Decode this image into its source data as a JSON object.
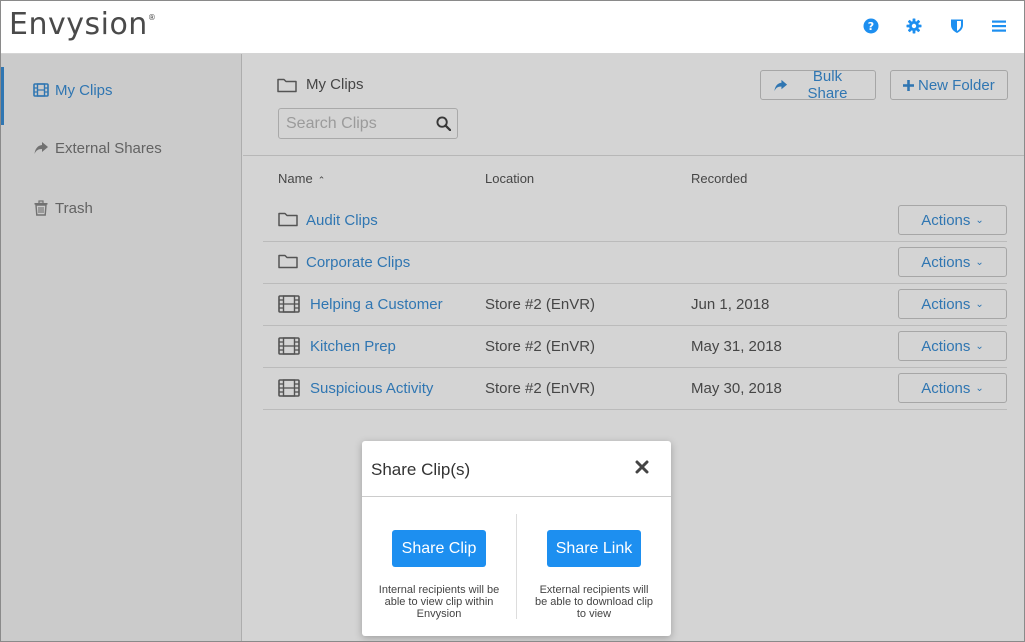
{
  "header": {
    "logo_text": "Envysion",
    "logo_mark": "®",
    "icons": [
      "help-icon",
      "gear-icon",
      "shield-icon",
      "menu-icon"
    ],
    "accent": "#1d8ff0"
  },
  "sidebar": {
    "items": [
      {
        "label": "My Clips",
        "icon": "film-icon",
        "active": true
      },
      {
        "label": "External Shares",
        "icon": "share-icon",
        "active": false
      },
      {
        "label": "Trash",
        "icon": "trash-icon",
        "active": false
      }
    ]
  },
  "main": {
    "breadcrumb": "My Clips",
    "bulk_share_label": "Bulk Share",
    "new_folder_label": "New Folder",
    "search": {
      "placeholder": "Search Clips",
      "value": ""
    },
    "columns": {
      "name": "Name",
      "location": "Location",
      "recorded": "Recorded"
    },
    "rows": [
      {
        "type": "folder",
        "name": "Audit Clips",
        "location": "",
        "recorded": "",
        "actions": "Actions"
      },
      {
        "type": "folder",
        "name": "Corporate Clips",
        "location": "",
        "recorded": "",
        "actions": "Actions"
      },
      {
        "type": "clip",
        "name": "Helping a Customer",
        "location": "Store #2 (EnVR)",
        "recorded": "Jun 1, 2018",
        "actions": "Actions"
      },
      {
        "type": "clip",
        "name": "Kitchen Prep",
        "location": "Store #2 (EnVR)",
        "recorded": "May 31, 2018",
        "actions": "Actions"
      },
      {
        "type": "clip",
        "name": "Suspicious Activity",
        "location": "Store #2 (EnVR)",
        "recorded": "May 30, 2018",
        "actions": "Actions"
      }
    ]
  },
  "modal": {
    "title": "Share Clip(s)",
    "share_clip_label": "Share Clip",
    "share_clip_help": "Internal recipients will be able to view clip within Envysion",
    "share_link_label": "Share Link",
    "share_link_help": "External recipients will be able to download clip to view"
  }
}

Short task:
Pick out every line above that contains the word "recorded" and copy it.

Result:
      "recorded": "Recorded"
        "recorded": "",
        "recorded": "",
        "recorded": "Jun 1, 2018",
        "recorded": "May 31, 2018",
        "recorded": "May 30, 2018",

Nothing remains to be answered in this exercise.